◆ EXTRACT TO READ ◆
════════════════

Reach for the skies!

CG 4's distinctive tail, which helps define it as a cometary nebula, is an 8 light-year-long faint tendril of gas and dust with a 1.5 light-year-wide tip. This feature is stunningly apparent in the images from the DECam, an instrument located on the Victor M. Blanco 4-meter Telescope at the Cerro Tololo Inter-American Observatory, which is located at an altitude of 7,200 feet (2,200 meters) above Chile. Images like this one may finally help crack the mystery of cometary globule and Bok nebula creation.

Bok clusters weren't discovered by astronomers until the mid-1970s, evading detection for so long because of how faint they are and the fact that their tails are shrouded by stellar dust that prevents light from passing through it.

To see through this dust, the DECam is outfitted with a Hydrogen-alpha filter that allows it to image ionized hydrogen. In the image of the God's hand globule, this matter is seen as a red glow within CG 4, its "claw," and outlining its edge. Ionized hydrogen and its glow is created when this element is bombarded by intense radiation from nearby mass stars, stripping away electrons or "ionizing" the gas.

════════════════

◆ SHORT EXERCISE 1 ◆
List every instrument, filter, telescope, or observatory that the CG 4 passage names.
◆ SHORT EXERCISE 2 ◆
According to the CG 4 passage, when did astronomers first discover Bok clusters?

◆ SUPPLIED ENTRIES ◆
════════════════

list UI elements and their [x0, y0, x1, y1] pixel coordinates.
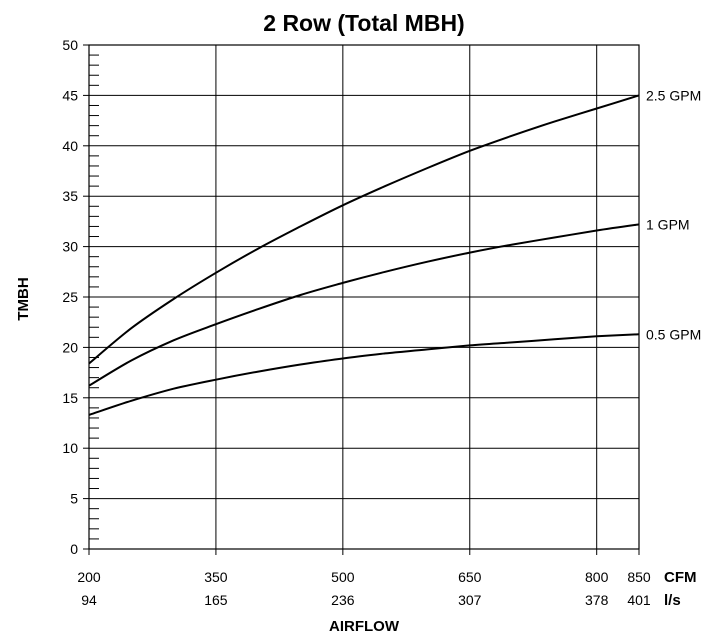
y-tick-label: 40: [62, 138, 78, 154]
y-tick-label: 0: [70, 541, 78, 557]
chart-title: 2 Row (Total MBH): [263, 10, 464, 36]
y-axis-title: TMBH: [15, 277, 32, 320]
x-tick-label-cfm: 850: [627, 569, 651, 585]
series-line-1: [88, 223, 640, 387]
minor-ticks: [89, 54, 99, 540]
y-tick-label: 25: [62, 289, 78, 305]
x-tick-label-ls: 401: [627, 592, 651, 608]
x-tick-label-cfm: 350: [204, 569, 228, 585]
x-tick-labels: 200 94 350 165 500 236 650 307 800 378 850 401: [77, 549, 651, 608]
x-tick-label-cfm: 800: [585, 569, 609, 585]
x-tick-label-ls: 307: [458, 592, 482, 608]
x-tick-label-ls: 165: [204, 592, 228, 608]
x-unit-cfm: CFM: [664, 569, 697, 586]
y-tick-label: 50: [62, 37, 78, 53]
y-tick-label: 45: [62, 87, 78, 103]
x-tick-label-cfm: 650: [458, 569, 482, 585]
x-unit-ls: l/s: [664, 592, 681, 609]
y-tick-labels: 0 5 10 15 20 25 30 35 40 45 50: [62, 37, 89, 557]
series-label-2: 0.5 GPM: [646, 326, 701, 342]
y-tick-label: 20: [62, 339, 78, 355]
series-line-2: [88, 333, 640, 416]
y-tick-label: 5: [70, 491, 78, 507]
y-tick-label: 35: [62, 188, 78, 204]
series-line-0: [88, 94, 640, 365]
x-tick-label-cfm: 500: [331, 569, 355, 585]
x-tick-label-ls: 236: [331, 592, 355, 608]
y-tick-label: 10: [62, 440, 78, 456]
x-tick-label-ls: 378: [585, 592, 609, 608]
x-tick-label-cfm: 200: [77, 569, 101, 585]
y-tick-label: 30: [62, 239, 78, 255]
series-curves: 2.5 GPM 1 GPM 0.5 GPM: [88, 87, 701, 416]
x-tick-label-ls: 94: [81, 592, 97, 608]
y-tick-label: 15: [62, 390, 78, 406]
series-label-1: 1 GPM: [646, 216, 690, 232]
x-axis-title: AIRFLOW: [329, 618, 400, 635]
series-label-0: 2.5 GPM: [646, 87, 701, 103]
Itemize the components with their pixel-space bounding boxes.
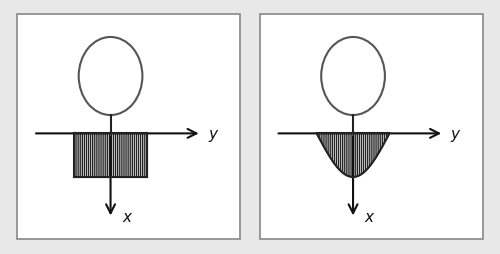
Bar xyxy=(74,134,147,177)
Text: x: x xyxy=(122,209,131,224)
Text: x: x xyxy=(364,209,374,224)
Polygon shape xyxy=(316,134,390,177)
FancyBboxPatch shape xyxy=(18,15,240,239)
Text: y: y xyxy=(451,126,460,141)
Text: y: y xyxy=(208,126,218,141)
FancyBboxPatch shape xyxy=(260,15,482,239)
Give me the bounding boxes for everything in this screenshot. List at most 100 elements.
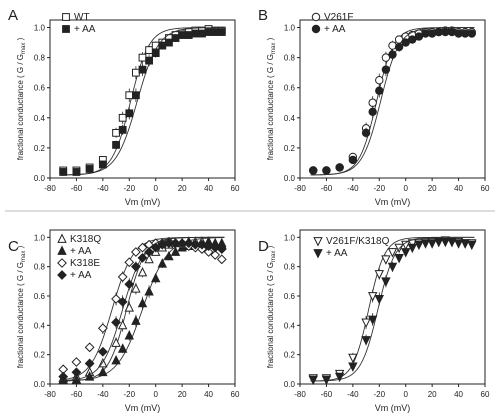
legend-marker bbox=[313, 237, 323, 247]
data-point bbox=[137, 267, 148, 277]
y-tick-label: 0.0 bbox=[34, 174, 46, 183]
legend-marker bbox=[62, 25, 70, 33]
data-point bbox=[112, 140, 120, 149]
data-point bbox=[125, 91, 134, 100]
x-tick-label: 40 bbox=[454, 390, 463, 399]
legend-marker bbox=[57, 270, 67, 280]
data-point bbox=[124, 257, 135, 268]
data-point bbox=[131, 315, 141, 325]
y-tick-label: 0.6 bbox=[34, 84, 46, 93]
data-point bbox=[427, 239, 437, 249]
data-point bbox=[467, 29, 476, 38]
data-point bbox=[151, 49, 160, 58]
data-point bbox=[85, 165, 94, 173]
y-tick-label: 0.8 bbox=[284, 263, 296, 272]
data-point bbox=[335, 163, 344, 172]
data-point bbox=[97, 346, 108, 357]
x-axis-label: Vm (mV) bbox=[125, 197, 161, 207]
x-tick-label: -40 bbox=[97, 390, 109, 399]
x-tick-label: -40 bbox=[347, 390, 359, 399]
data-point bbox=[460, 239, 470, 249]
data-point bbox=[97, 323, 108, 334]
data-point bbox=[118, 113, 127, 122]
data-point bbox=[144, 253, 154, 264]
plot-frame bbox=[299, 19, 486, 179]
panel-b: B -80 -60 -40 -20 0 20 40 60 0.0 0.2 0.4 0.6 0.8 1.0 Vm… bbox=[258, 7, 490, 207]
y-tick-label: 0.0 bbox=[284, 174, 296, 183]
data-point bbox=[131, 283, 141, 293]
legend-marker bbox=[311, 12, 321, 22]
data-point bbox=[183, 238, 194, 249]
data-point bbox=[334, 372, 345, 383]
data-point bbox=[138, 53, 147, 62]
legend-label: K318E bbox=[70, 258, 100, 269]
x-axis-label: Vm (mV) bbox=[375, 197, 411, 207]
data-point bbox=[58, 371, 69, 382]
data-point bbox=[191, 29, 200, 38]
data-point bbox=[124, 302, 134, 312]
data-point bbox=[117, 343, 128, 353]
data-point bbox=[130, 247, 141, 257]
data-point bbox=[467, 240, 477, 251]
data-point bbox=[171, 34, 180, 42]
data-point bbox=[157, 258, 168, 268]
data-point bbox=[145, 56, 154, 65]
data-point bbox=[361, 128, 371, 138]
data-point bbox=[447, 237, 457, 248]
plot-frame bbox=[299, 229, 486, 385]
x-tick-label: -60 bbox=[321, 184, 333, 193]
data-point bbox=[165, 38, 173, 47]
x-tick-label: -20 bbox=[124, 184, 136, 193]
data-point bbox=[124, 279, 135, 290]
panel-letter: D bbox=[258, 238, 269, 255]
data-point bbox=[124, 330, 134, 340]
data-point bbox=[137, 242, 148, 253]
y-tick-label: 0.0 bbox=[284, 380, 296, 389]
panel-a: A -80 -60 -40 -20 0 20 40 60 0.0 0.2 0.4 0.6 0.8 1.0 Vm… bbox=[8, 7, 240, 207]
data-point bbox=[407, 243, 418, 254]
panel-c: C -80 -60 -40 -20 0 20 40 60 0.0 0.2 0.4 0.6 0.8 1.0 Vm… bbox=[8, 229, 240, 413]
data-point bbox=[144, 247, 155, 257]
data-point bbox=[117, 296, 128, 307]
data-point bbox=[309, 166, 318, 175]
x-tick-label: -60 bbox=[321, 390, 333, 399]
data-point bbox=[381, 255, 391, 265]
data-point bbox=[322, 166, 331, 175]
y-tick-label: 0.8 bbox=[34, 54, 46, 63]
data-point bbox=[361, 318, 371, 328]
panel-letter: C bbox=[8, 238, 19, 255]
data-point bbox=[401, 248, 411, 258]
data-point bbox=[203, 241, 214, 252]
data-point bbox=[84, 342, 95, 353]
data-point bbox=[131, 91, 140, 100]
legend-marker bbox=[62, 13, 70, 21]
data-point bbox=[216, 244, 227, 254]
panel-d: D -80 -60 -40 -20 0 20 40 60 0.0 0.2 0.4 0.6 0.8 1.0 Vm… bbox=[258, 229, 490, 413]
data-point bbox=[434, 237, 444, 248]
legend-label: K318Q bbox=[70, 234, 101, 245]
x-tick-label: 0 bbox=[153, 184, 158, 193]
data-point bbox=[368, 107, 377, 116]
data-point bbox=[321, 375, 332, 386]
y-tick-label: 0.8 bbox=[34, 263, 46, 272]
legend-label: + AA bbox=[70, 246, 92, 257]
data-point bbox=[131, 68, 140, 77]
data-point bbox=[178, 31, 187, 39]
x-tick-label: 40 bbox=[204, 390, 213, 399]
legend-label: + AA bbox=[326, 248, 348, 259]
data-point bbox=[151, 272, 161, 283]
data-point bbox=[210, 250, 221, 260]
data-point bbox=[381, 277, 391, 287]
series-circle-open bbox=[309, 26, 476, 176]
data-point bbox=[137, 297, 148, 308]
data-point bbox=[144, 286, 154, 296]
y-tick-label: 0.6 bbox=[34, 292, 46, 301]
data-point bbox=[117, 272, 128, 282]
fit-curve bbox=[310, 236, 475, 382]
x-tick-label: 60 bbox=[481, 184, 490, 193]
panel-letter: B bbox=[258, 7, 268, 24]
data-point bbox=[125, 109, 134, 118]
x-tick-label: 20 bbox=[178, 390, 187, 399]
legend-marker bbox=[311, 24, 321, 34]
x-tick-label: -20 bbox=[374, 184, 386, 193]
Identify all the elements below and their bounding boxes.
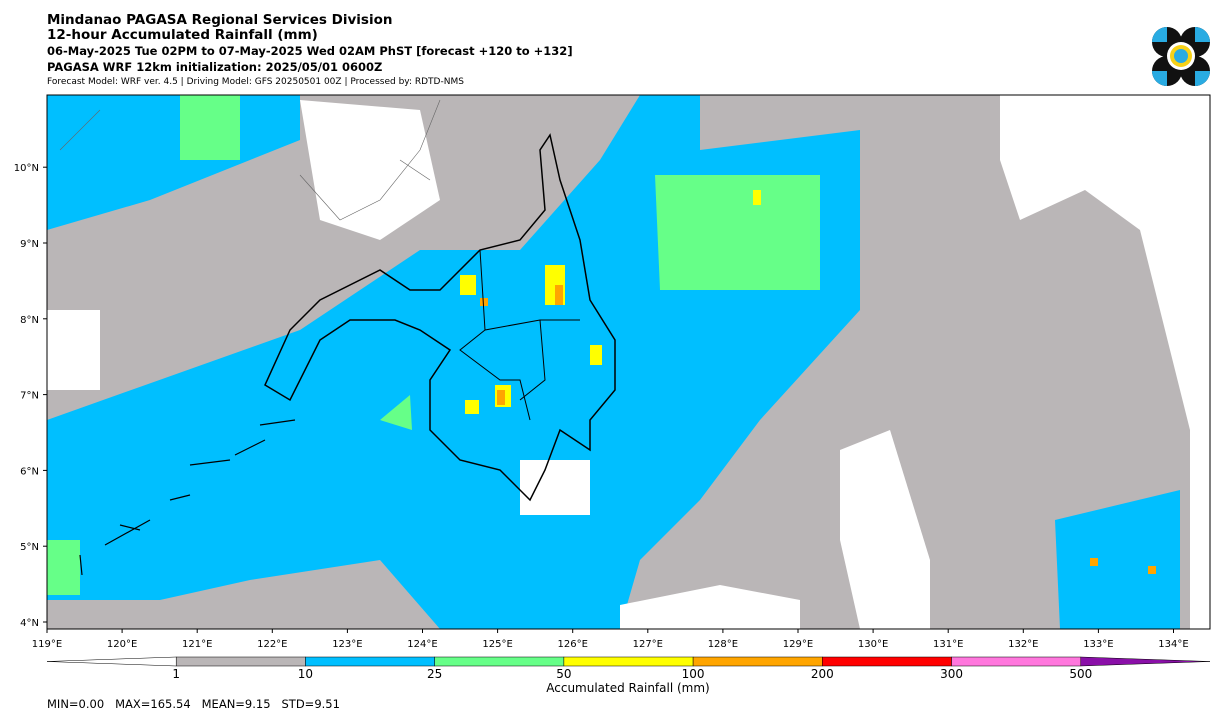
axes: 4°N 5°N 6°N 7°N 8°N 9°N 10°N 119°E 120°E 121°E 122… (14, 163, 1189, 650)
lon-label: 130°E (858, 639, 888, 650)
colorbar-segment (692, 656, 823, 667)
colorbar-segment (305, 656, 435, 667)
title: Mindanao PAGASA Regional Services Divisi… (47, 12, 392, 28)
colorbar-tick-label: 10 (298, 667, 313, 681)
lon-label: 129°E (783, 639, 813, 650)
colorbar-tick-label: 50 (556, 667, 571, 681)
lat-label: 6°N (20, 466, 39, 477)
lat-label: 5°N (20, 542, 39, 553)
init: PAGASA WRF 12km initialization: 2025/05/… (47, 60, 382, 74)
lon-label: 127°E (633, 639, 663, 650)
colorbar-segment (434, 656, 565, 667)
lat-label: 10°N (14, 163, 39, 174)
rainfall-map (46, 94, 1211, 630)
lon-label: 133°E (1083, 639, 1113, 650)
colorbar-tick-label: 300 (940, 667, 963, 681)
colorbar-segment (822, 656, 952, 667)
lon-label: 120°E (107, 639, 137, 650)
lon-label: 121°E (182, 639, 212, 650)
lon-label: 128°E (708, 639, 738, 650)
lat-label: 7°N (20, 391, 39, 402)
lon-label: 131°E (933, 639, 963, 650)
colorbar-tick-label: 25 (427, 667, 442, 681)
lon-label: 124°E (407, 639, 437, 650)
colorbar: 1 10 25 50 100 200 300 500 (46, 656, 1211, 681)
lat-label: 9°N (20, 239, 39, 250)
colorbar-tick-label: 100 (682, 667, 705, 681)
colorbar-segment (175, 656, 306, 667)
colorbar-tick-label: 500 (1069, 667, 1092, 681)
colorbar-segment (563, 656, 694, 667)
stats: MIN=0.00 MAX=165.54 MEAN=9.15 STD=9.51 (47, 697, 340, 711)
logo (1152, 27, 1210, 86)
colorbar-segment (951, 656, 1082, 667)
lon-label: 125°E (482, 639, 512, 650)
lon-label: 119°E (32, 639, 62, 650)
lon-label: 132°E (1008, 639, 1038, 650)
colorbar-tick-label: 1 (172, 667, 180, 681)
colorbar-extension (46, 656, 177, 667)
colorbar-extension (1080, 656, 1211, 667)
lon-label: 123°E (332, 639, 362, 650)
colorbar-tick-label: 200 (811, 667, 834, 681)
period: 06-May-2025 Tue 02PM to 07-May-2025 Wed … (47, 44, 573, 58)
colorbar-label: Accumulated Rainfall (mm) (546, 681, 709, 695)
lon-label: 134°E (1158, 639, 1188, 650)
lat-label: 4°N (20, 618, 39, 629)
credits: Forecast Model: WRF ver. 4.5 | Driving M… (47, 77, 464, 87)
lat-label: 8°N (20, 315, 39, 326)
lon-label: 122°E (257, 639, 287, 650)
subtitle: 12-hour Accumulated Rainfall (mm) (47, 27, 318, 43)
lon-label: 126°E (557, 639, 587, 650)
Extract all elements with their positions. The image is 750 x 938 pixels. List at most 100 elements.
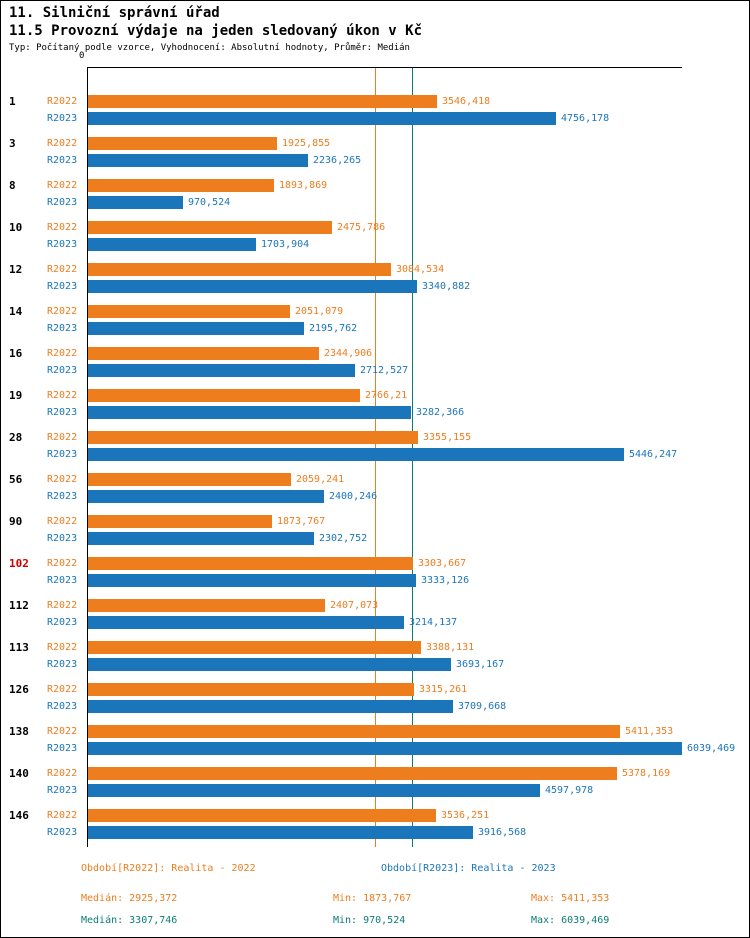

════════════════

◆ PROBLEM SOLUTION 1 ◆
- DECam
- Hydrogen-alpha filter
- Victor M. Blanco 4-meter Telescope
- Cerro Tololo Inter-American Observatory

◆ PROBLEM SOLUTION 2 ◆
In the mid-1970s.